- [Problem] The records that follow must be reproduced in full, exactly as written.

- [Listed records]
start

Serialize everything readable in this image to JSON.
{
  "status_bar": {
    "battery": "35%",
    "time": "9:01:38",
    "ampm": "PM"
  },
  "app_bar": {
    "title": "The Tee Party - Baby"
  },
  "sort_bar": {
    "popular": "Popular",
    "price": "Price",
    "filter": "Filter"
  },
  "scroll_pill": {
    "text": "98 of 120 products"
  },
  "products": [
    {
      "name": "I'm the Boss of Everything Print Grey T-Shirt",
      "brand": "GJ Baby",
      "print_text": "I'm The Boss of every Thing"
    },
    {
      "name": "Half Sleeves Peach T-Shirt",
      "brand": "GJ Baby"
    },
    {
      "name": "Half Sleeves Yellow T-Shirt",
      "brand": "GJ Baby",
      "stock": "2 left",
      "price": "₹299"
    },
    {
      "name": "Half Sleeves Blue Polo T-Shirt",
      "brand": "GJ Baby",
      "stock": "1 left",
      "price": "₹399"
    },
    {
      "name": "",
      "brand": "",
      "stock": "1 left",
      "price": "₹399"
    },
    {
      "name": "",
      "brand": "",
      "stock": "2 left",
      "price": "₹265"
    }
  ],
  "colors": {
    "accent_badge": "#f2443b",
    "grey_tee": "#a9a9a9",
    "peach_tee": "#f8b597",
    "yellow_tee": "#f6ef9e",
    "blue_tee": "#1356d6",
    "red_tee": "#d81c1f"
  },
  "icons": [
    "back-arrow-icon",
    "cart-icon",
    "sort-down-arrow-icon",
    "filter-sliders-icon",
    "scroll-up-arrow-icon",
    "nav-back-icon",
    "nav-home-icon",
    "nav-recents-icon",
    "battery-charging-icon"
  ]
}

end

- [The answer]
Serialize everything readable in this image to JSON.
{
  "status_bar": {
    "battery": "35%",
    "time": "9:01:38",
    "ampm": "PM"
  },
  "app_bar": {
    "title": "The Tee Party - Baby"
  },
  "sort_bar": {
    "popular": "Popular",
    "price": "Price",
    "filter": "Filter"
  },
  "scroll_pill": {
    "text": "98 of 120 products"
  },
  "products": [
    {
      "name": "I'm the Boss of Everything Print Grey T-Shirt",
      "brand": "GJ Baby",
      "print_text": "I'm The Boss of every Thing"
    },
    {
      "name": "Half Sleeves Peach T-Shirt",
      "brand": "GJ Baby"
    },
    {
      "name": "Half Sleeves Yellow T-Shirt",
      "brand": "GJ Baby",
      "stock": "2 left",
      "price": "₹299"
    },
    {
      "name": "Half Sleeves Blue Polo T-Shirt",
      "brand": "GJ Baby",
      "stock": "1 left",
      "price": "₹399"
    },
    {
      "name": "",
      "brand": "",
      "stock": "1 left",
      "price": "₹399"
    },
    {
      "name": "",
      "brand": "",
      "stock": "2 left",
      "price": "₹265"
    }
  ],
  "colors": {
    "accent_badge": "#f2443b",
    "grey_tee": "#a9a9a9",
    "peach_tee": "#f8b597",
    "yellow_tee": "#f6ef9e",
    "blue_tee": "#1356d6",
    "red_tee": "#d81c1f"
  },
  "icons": [
    "back-arrow-icon",
    "cart-icon",
    "sort-down-arrow-icon",
    "filter-sliders-icon",
    "scroll-up-arrow-icon",
    "nav-back-icon",
    "nav-home-icon",
    "nav-recents-icon",
    "battery-charging-icon"
  ]
}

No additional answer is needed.